* Your goal *
In the material below, find all lines with the string "problem" and copy them.

* Supplied records *
· · ·
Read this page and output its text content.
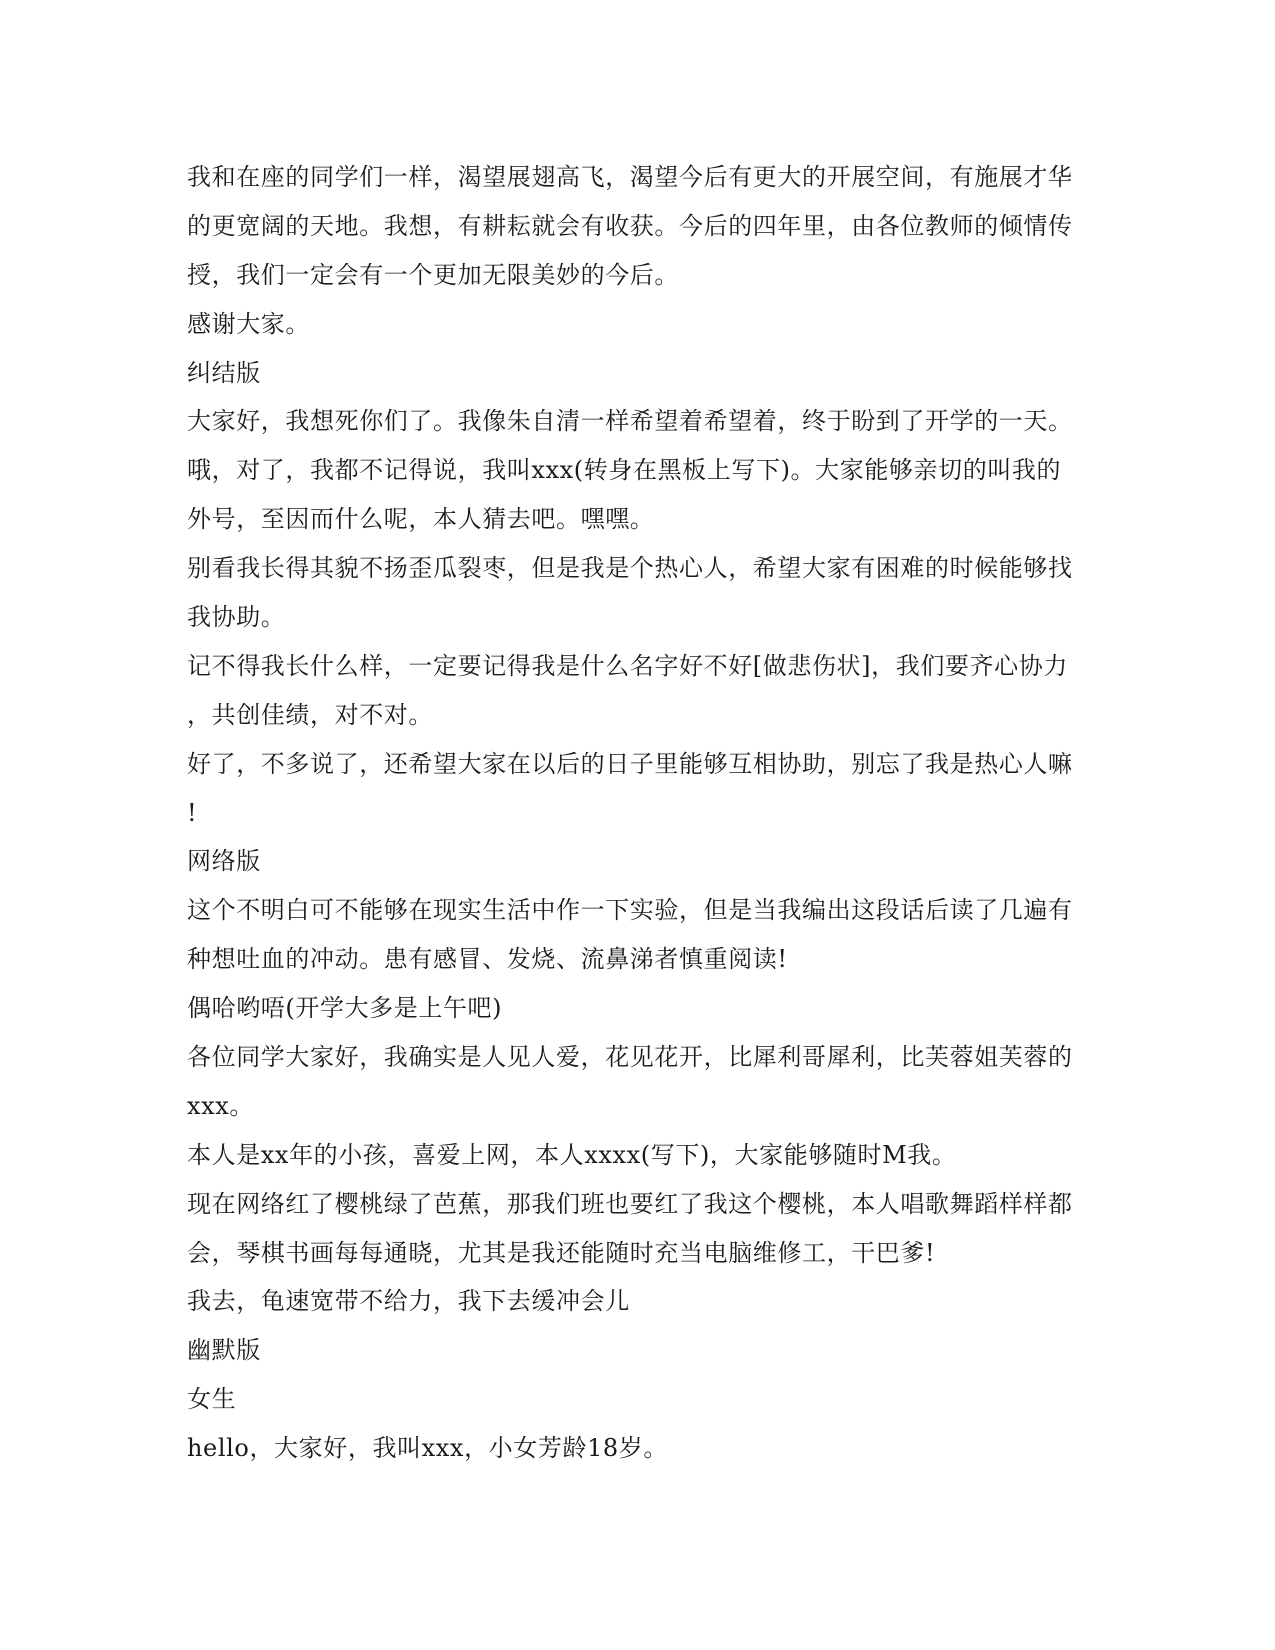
我和在座的同学们一样，渴望展翅高飞，渴望今后有更大的开展空间，有施展才华
的更宽阔的天地。我想，有耕耘就会有收获。今后的四年里，由各位教师的倾情传
授，我们一定会有一个更加无限美妙的今后。
感谢大家。
纠结版
大家好，我想死你们了。我像朱自清一样希望着希望着，终于盼到了开学的一天。
哦，对了，我都不记得说，我叫xxx(转身在黑板上写下)。大家能够亲切的叫我的
外号，至因而什么呢，本人猜去吧。嘿嘿。
别看我长得其貌不扬歪瓜裂枣，但是我是个热心人，希望大家有困难的时候能够找
我协助。
记不得我长什么样，一定要记得我是什么名字好不好[做悲伤状]，我们要齐心协力
，共创佳绩，对不对。
好了，不多说了，还希望大家在以后的日子里能够互相协助，别忘了我是热心人嘛
!
网络版
这个不明白可不能够在现实生活中作一下实验，但是当我编出这段话后读了几遍有
种想吐血的冲动。患有感冒、发烧、流鼻涕者慎重阅读!
偶哈哟唔(开学大多是上午吧)
各位同学大家好，我确实是人见人爱，花见花开，比犀利哥犀利，比芙蓉姐芙蓉的
xxx。
本人是xx年的小孩，喜爱上网，本人xxxx(写下)，大家能够随时M我。
现在网络红了樱桃绿了芭蕉，那我们班也要红了我这个樱桃，本人唱歌舞蹈样样都
会，琴棋书画每每通晓，尤其是我还能随时充当电脑维修工，干巴爹!
我去，龟速宽带不给力，我下去缓冲会儿
幽默版
女生
hello，大家好，我叫xxx，小女芳龄18岁。
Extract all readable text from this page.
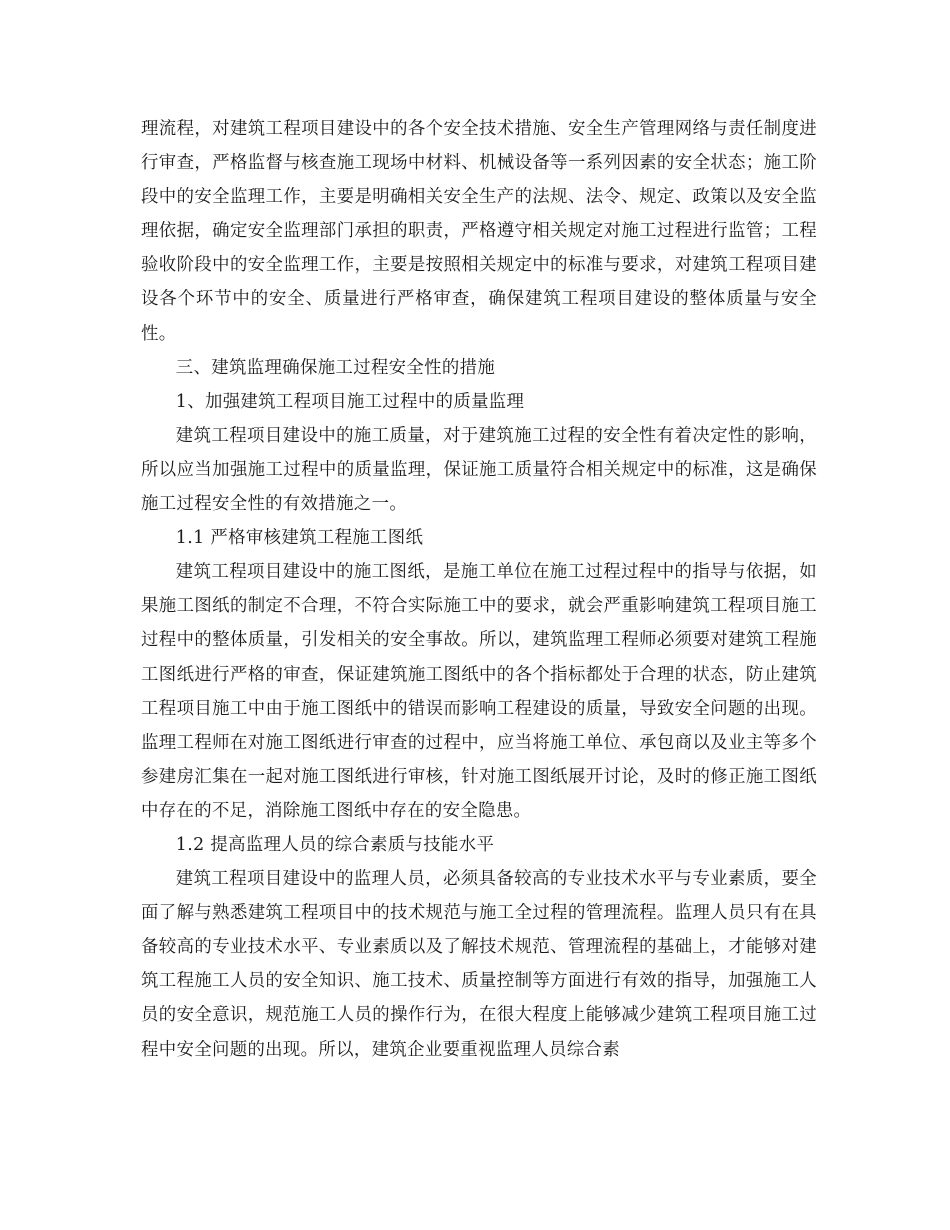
理流程，对建筑工程项目建设中的各个安全技术措施、安全生产管理网络与责任制度进行审查，严格监督与核查施工现场中材料、机械设备等一系列因素的安全状态；施工阶段中的安全监理工作，主要是明确相关安全生产的法规、法令、规定、政策以及安全监理依据，确定安全监理部门承担的职责，严格遵守相关规定对施工过程进行监管；工程验收阶段中的安全监理工作，主要是按照相关规定中的标准与要求，对建筑工程项目建设各个环节中的安全、质量进行严格审查，确保建筑工程项目建设的整体质量与安全性。

三、建筑监理确保施工过程安全性的措施

1、加强建筑工程项目施工过程中的质量监理

建筑工程项目建设中的施工质量，对于建筑施工过程的安全性有着决定性的影响，所以应当加强施工过程中的质量监理，保证施工质量符合相关规定中的标准，这是确保施工过程安全性的有效措施之一。

1.1 严格审核建筑工程施工图纸

建筑工程项目建设中的施工图纸，是施工单位在施工过程过程中的指导与依据，如果施工图纸的制定不合理，不符合实际施工中的要求，就会严重影响建筑工程项目施工过程中的整体质量，引发相关的安全事故。所以，建筑监理工程师必须要对建筑工程施工图纸进行严格的审查，保证建筑施工图纸中的各个指标都处于合理的状态，防止建筑工程项目施工中由于施工图纸中的错误而影响工程建设的质量，导致安全问题的出现。监理工程师在对施工图纸进行审查的过程中，应当将施工单位、承包商以及业主等多个参建房汇集在一起对施工图纸进行审核，针对施工图纸展开讨论，及时的修正施工图纸中存在的不足，消除施工图纸中存在的安全隐患。

1.2 提高监理人员的综合素质与技能水平

建筑工程项目建设中的监理人员，必须具备较高的专业技术水平与专业素质，要全面了解与熟悉建筑工程项目中的技术规范与施工全过程的管理流程。监理人员只有在具备较高的专业技术水平、专业素质以及了解技术规范、管理流程的基础上，才能够对建筑工程施工人员的安全知识、施工技术、质量控制等方面进行有效的指导，加强施工人员的安全意识，规范施工人员的操作行为，在很大程度上能够减少建筑工程项目施工过程中安全问题的出现。所以，建筑企业要重视监理人员综合素
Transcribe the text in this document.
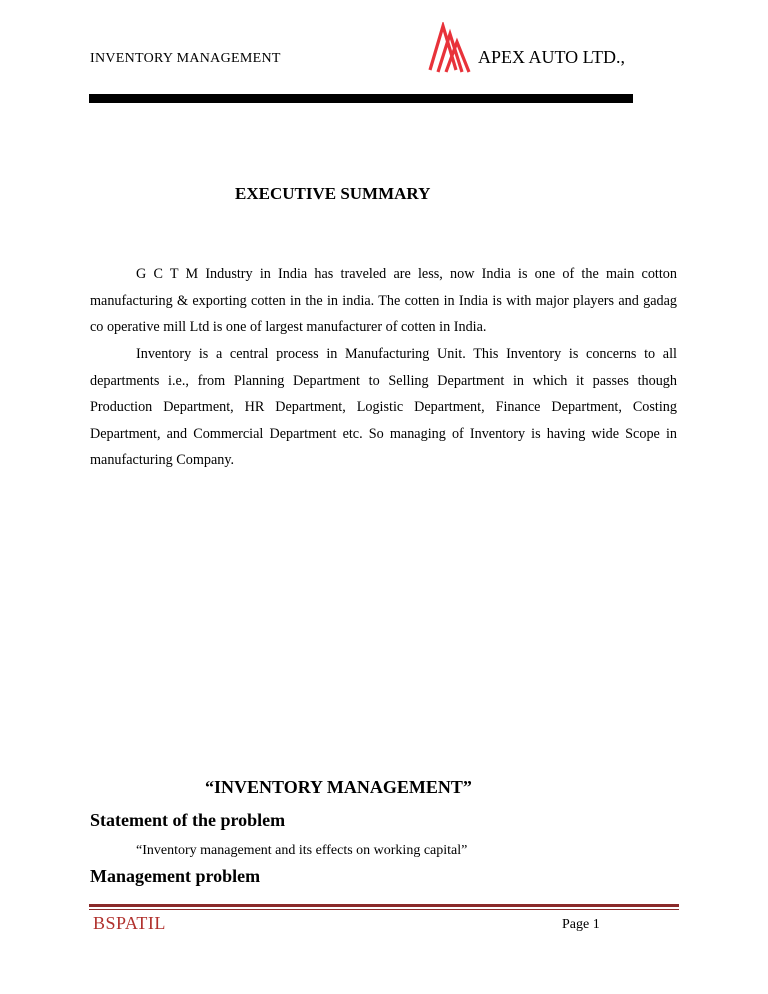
INVENTORY MANAGEMENT	APEX AUTO LTD.,
EXECUTIVE SUMMARY

G C T M Industry in India has traveled are less, now India is one of the main cotton manufacturing & exporting cotten in the in india. The cotten in India is with major players and gadag co operative mill Ltd is one of largest manufacturer of cotten in India.

Inventory is a central process in Manufacturing Unit. This Inventory is concerns to all departments i.e., from Planning Department to Selling Department in which it passes though Production Department, HR Department, Logistic Department, Finance Department, Costing Department, and Commercial Department etc. So managing of Inventory is having wide Scope in manufacturing Company.

“INVENTORY MANAGEMENT”
Statement of the problem
“Inventory management and its effects on working capital”
Management problem
BSPATIL	Page 1
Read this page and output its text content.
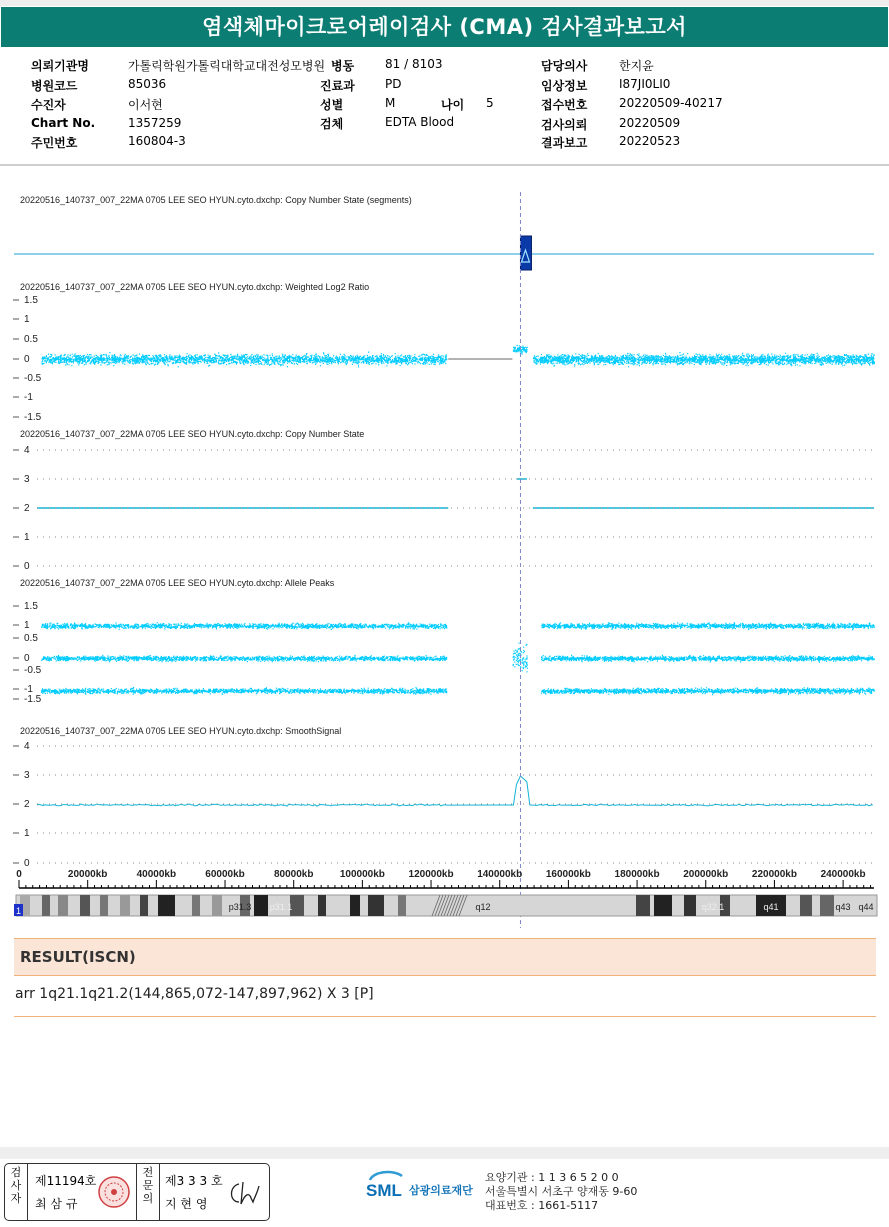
염색체마이크로어레이검사 (CMA) 검사결과보고서
의뢰기관명	가톨릭학원가톨릭대학교대전성모병원 병동	81 / 8103	담당의사	한지윤
병원코드	85036	진료과	PD	임상정보	I87JI0LI0
수진자	이서현	성별	M	나이 5	접수번호	20220509-40217
Chart No.	1357259	검체	EDTA Blood	검사의뢰	20220509
주민번호	160804-3	결과보고	20220523
20220516_140737_007_22MA 0705 LEE SEO HYUN.cyto.dxchp: Copy Number State (segments)
20220516_140737_007_22MA 0705 LEE SEO HYUN.cyto.dxchp: Weighted Log2 Ratio
1.5
1
0.5
0
-0.5
-1
-1.5
20220516_140737_007_22MA 0705 LEE SEO HYUN.cyto.dxchp: Copy Number State
4
3
2
1
0
20220516_140737_007_22MA 0705 LEE SEO HYUN.cyto.dxchp: Allele Peaks
1.5
1
0.5
0
-0.5
-1
-1.5
20220516_140737_007_22MA 0705 LEE SEO HYUN.cyto.dxchp: SmoothSignal
4
3
2
1
0
0	20000kb	40000kb	60000kb	80000kb	100000kb 120000kb 140000kb 160000kb 180000kb 200000kb 220000kb 240000kb
1	p31.3 p31.1	q12	q32.1	q41	q43 q44
RESULT(ISCN)
arr 1q21.1q21.2(144,865,072-147,897,962) X 3 [P]
검사자
제11194호
최 삼 규
전문의
제3 3 3 호
지 현 영
SML 삼광의료재단
요양기관 : 1 1 3 6 5 2 0 0
서울특별시 서초구 양재동 9-60
대표번호 : 1661-5117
· · ·
* Task response *
Statement of the problem
Management problem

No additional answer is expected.